BEGIN DATA SHOWN

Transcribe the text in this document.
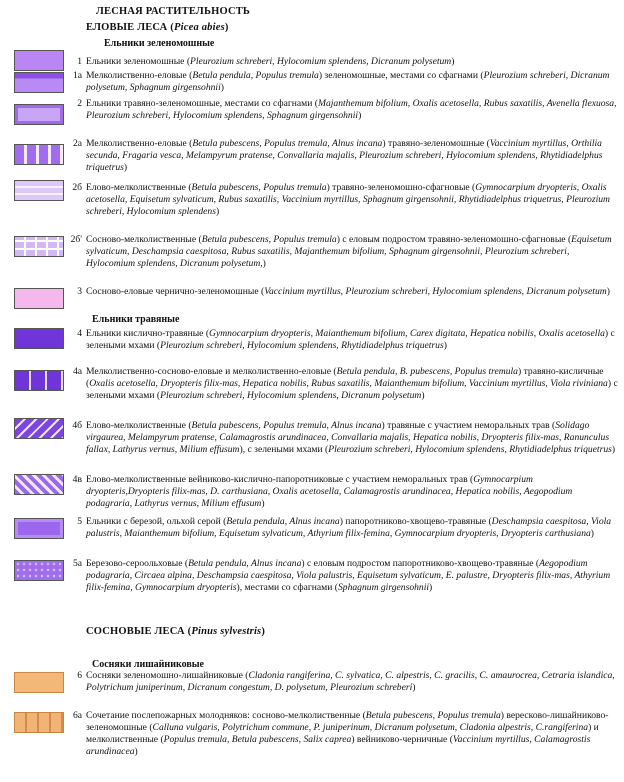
ЛЕСНАЯ РАСТИТЕЛЬНОСТЬ
ЕЛОВЫЕ ЛЕСА (Picea abies)
Ельники зеленомошные
Ельники травяные
СОСНОВЫЕ ЛЕСА (Pinus sylvestris)
Сосняки лишайниковые
1 Ельники зеленомошные (Pleurozium schreberi, Hylocomium splendens, Dicranum polysetum)
1а Мелколиственно-еловые (Betula pendula, Populus tremula) зеленомошные, местами со сфагнами (Pleurozium schreberi, Dicranum polysetum, Sphagnum girgensohnii)
2 Ельники травяно-зеленомошные, местами со сфагнами (Majanthemum bifolium, Oxalis acetosella, Rubus saxatilis, Avenella flexuosa, Pleurozium schreberi, Hylocomium splendens, Sphagnum girgensohnii)
2а Мелколиственно-еловые (Betula pubescens, Populus tremula, Alnus incana) травяно-зеленомошные (Vaccinium myrtillus, Orthilia secunda, Fragaria vesca, Melampyrum pratense, Convallaria majalis, Pleurozium schreberi, Hylocomium splendens, Rhytidiadelphus triquetrus)
2б Елово-мелколиственные (Betula pubescens, Populus tremula) травяно-зеленомошно-сфагновые (Gymnocarpium dryopteris, Oxalis acetosella, Equisetum sylvaticum, Rubus saxatilis, Vaccinium myrtillus, Sphagnum girgensohnii, Rhytidiadelphus triquetrus, Pleurozium schreberi, Hylocomium splendens)
2б' Сосново-мелколиственные (Betula pubescens, Populus tremula) с еловым подростом травяно-зеленомошно-сфагновые (Equisetum sylvaticum, Deschampsia caespitosa, Rubus saxatilis, Majanthemum bifolium, Sphagnum girgensohnii, Pleurozium schreberi, Hylocomium splendens, Dicranum polysetum,)
3 Сосново-еловые чернично-зеленомошные (Vaccinium myrtillus, Pleurozium schreberi, Hylocomium splendens, Dicranum polysetum)
4 Ельники кислично-травяные (Gymnocarpium dryopteris, Maianthemum bifolium, Carex digitata, Hepatica nobilis, Oxalis acetosella) с зелеными мхами (Pleurozium schreberi, Hylocomium splendens, Rhytidiadelphus triquetrus)
4а Мелколиственно-сосново-еловые и мелколиственно-еловые (Betula pendula, B. pubescens, Populus tremula) травяно-кисличные (Oxalis acetosella, Dryopteris filix-mas, Hepatica nobilis, Rubus saxatilis, Maianthemum bifolium, Vaccinium myrtillus, Viola riviniana) с зелеными мхами (Pleurozium schreberi, Hylocomium splendens, Dicranum polysetum)
4б Елово-мелколиственные (Betula pubescens, Populus tremula, Alnus incana) травяные с участием неморальных трав (Solidago virgaurea, Melampyrum pratense, Calamagrostis arundinacea, Convallaria majalis, Hepatica nobilis, Dryopteris filix-mas, Ranunculus fallax, Lathyrus vernus, Milium effusum), с зелеными мхами (Pleurozium schreberi, Hylocomium splendens, Rhytidiadelphus triquetrus)
4в Елово-мелколиственные вейниково-кислично-папоротниковые с участием неморальных трав (Gymnocarpium dryopteris,Dryopteris filix-mas, D. carthusiana, Oxalis acetosella, Calamagrostis arundinacea, Hepatica nobilis, Aegopodium podagraria, Lathyrus vernus, Milium effusum)
5 Ельники с березой, ольхой серой (Betula pendula, Alnus incana) папоротниково-хвощево-травяные (Deschampsia caespitosa, Viola palustris, Maianthemum bifolium, Equisetum sylvaticum, Athyrium filix-femina, Gymnocarpium dryopteris, Dryopteris carthusiana)
5а Березово-сероольховые (Betula pendula, Alnus incana) с еловым подростом папоротниково-хвощево-травяные (Aegopodium podagraria, Circaea alpina, Deschampsia caespitosa, Viola palustris, Equisetum sylvaticum, E. palustre, Dryopteris filix-mas, Athyrium filix-femina, Gymnocarpium dryopteris), местами со сфагнами (Sphagnum girgensohnii)
6 Сосняки зеленомошно-лишайниковые (Cladonia rangiferina, C. sylvatica, C. alpestris, C. gracilis, C. amaurocrea, Cetraria islandica, Polytrichum juniperinum, Dicranum congestum, D. polysetum, Pleurozium schreberi)
6а Сочетание послепожарных молодняков: сосново-мелколиственные (Betula pubescens, Populus tremula) вересково-лишайниково-зеленомошные (Calluna vulgaris, Polytrichum commune, P. juniperinum, Dicranum polysetum, Cladonia alpestris, C.rangiferina) и мелколиственные (Populus tremula, Betula pubescens, Salix caprea) вейниково-черничные (Vaccinium myrtillus, Calamagrostis arundinacea)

END DATA SHOWN

### [WHAT YOU SHOULD DO]
Would you mind returning each entry above word for word, skipping the images?

### [OUTPUT FOR THIS EXERCISE]
Transcribe the text in this document.
ЛЕСНАЯ РАСТИТЕЛЬНОСТЬ
ЕЛОВЫЕ ЛЕСА (Picea abies)
Ельники зеленомошные
Ельники травяные
СОСНОВЫЕ ЛЕСА (Pinus sylvestris)
Сосняки лишайниковые
1 Ельники зеленомошные (Pleurozium schreberi, Hylocomium splendens, Dicranum polysetum)
1а Мелколиственно-еловые (Betula pendula, Populus tremula) зеленомошные, местами со сфагнами (Pleurozium schreberi, Dicranum polysetum, Sphagnum girgensohnii)
2 Ельники травяно-зеленомошные, местами со сфагнами (Majanthemum bifolium, Oxalis acetosella, Rubus saxatilis, Avenella flexuosa, Pleurozium schreberi, Hylocomium splendens, Sphagnum girgensohnii)
2а Мелколиственно-еловые (Betula pubescens, Populus tremula, Alnus incana) травяно-зеленомошные (Vaccinium myrtillus, Orthilia secunda, Fragaria vesca, Melampyrum pratense, Convallaria majalis, Pleurozium schreberi, Hylocomium splendens, Rhytidiadelphus triquetrus)
2б Елово-мелколиственные (Betula pubescens, Populus tremula) травяно-зеленомошно-сфагновые (Gymnocarpium dryopteris, Oxalis acetosella, Equisetum sylvaticum, Rubus saxatilis, Vaccinium myrtillus, Sphagnum girgensohnii, Rhytidiadelphus triquetrus, Pleurozium schreberi, Hylocomium splendens)
2б' Сосново-мелколиственные (Betula pubescens, Populus tremula) с еловым подростом травяно-зеленомошно-сфагновые (Equisetum sylvaticum, Deschampsia caespitosa, Rubus saxatilis, Majanthemum bifolium, Sphagnum girgensohnii, Pleurozium schreberi, Hylocomium splendens, Dicranum polysetum,)
3 Сосново-еловые чернично-зеленомошные (Vaccinium myrtillus, Pleurozium schreberi, Hylocomium splendens, Dicranum polysetum)
4 Ельники кислично-травяные (Gymnocarpium dryopteris, Maianthemum bifolium, Carex digitata, Hepatica nobilis, Oxalis acetosella) с зелеными мхами (Pleurozium schreberi, Hylocomium splendens, Rhytidiadelphus triquetrus)
4а Мелколиственно-сосново-еловые и мелколиственно-еловые (Betula pendula, B. pubescens, Populus tremula) травяно-кисличные (Oxalis acetosella, Dryopteris filix-mas, Hepatica nobilis, Rubus saxatilis, Maianthemum bifolium, Vaccinium myrtillus, Viola riviniana) с зелеными мхами (Pleurozium schreberi, Hylocomium splendens, Dicranum polysetum)
4б Елово-мелколиственные (Betula pubescens, Populus tremula, Alnus incana) травяные с участием неморальных трав (Solidago virgaurea, Melampyrum pratense, Calamagrostis arundinacea, Convallaria majalis, Hepatica nobilis, Dryopteris filix-mas, Ranunculus fallax, Lathyrus vernus, Milium effusum), с зелеными мхами (Pleurozium schreberi, Hylocomium splendens, Rhytidiadelphus triquetrus)
4в Елово-мелколиственные вейниково-кислично-папоротниковые с участием неморальных трав (Gymnocarpium dryopteris,Dryopteris filix-mas, D. carthusiana, Oxalis acetosella, Calamagrostis arundinacea, Hepatica nobilis, Aegopodium podagraria, Lathyrus vernus, Milium effusum)
5 Ельники с березой, ольхой серой (Betula pendula, Alnus incana) папоротниково-хвощево-травяные (Deschampsia caespitosa, Viola palustris, Maianthemum bifolium, Equisetum sylvaticum, Athyrium filix-femina, Gymnocarpium dryopteris, Dryopteris carthusiana)
5а Березово-сероольховые (Betula pendula, Alnus incana) с еловым подростом папоротниково-хвощево-травяные (Aegopodium podagraria, Circaea alpina, Deschampsia caespitosa, Viola palustris, Equisetum sylvaticum, E. palustre, Dryopteris filix-mas, Athyrium filix-femina, Gymnocarpium dryopteris), местами со сфагнами (Sphagnum girgensohnii)
6 Сосняки зеленомошно-лишайниковые (Cladonia rangiferina, C. sylvatica, C. alpestris, C. gracilis, C. amaurocrea, Cetraria islandica, Polytrichum juniperinum, Dicranum congestum, D. polysetum, Pleurozium schreberi)
6а Сочетание послепожарных молодняков: сосново-мелколиственные (Betula pubescens, Populus tremula) вересково-лишайниково-зеленомошные (Calluna vulgaris, Polytrichum commune, P. juniperinum, Dicranum polysetum, Cladonia alpestris, C.rangiferina) и мелколиственные (Populus tremula, Betula pubescens, Salix caprea) вейниково-черничные (Vaccinium myrtillus, Calamagrostis arundinacea)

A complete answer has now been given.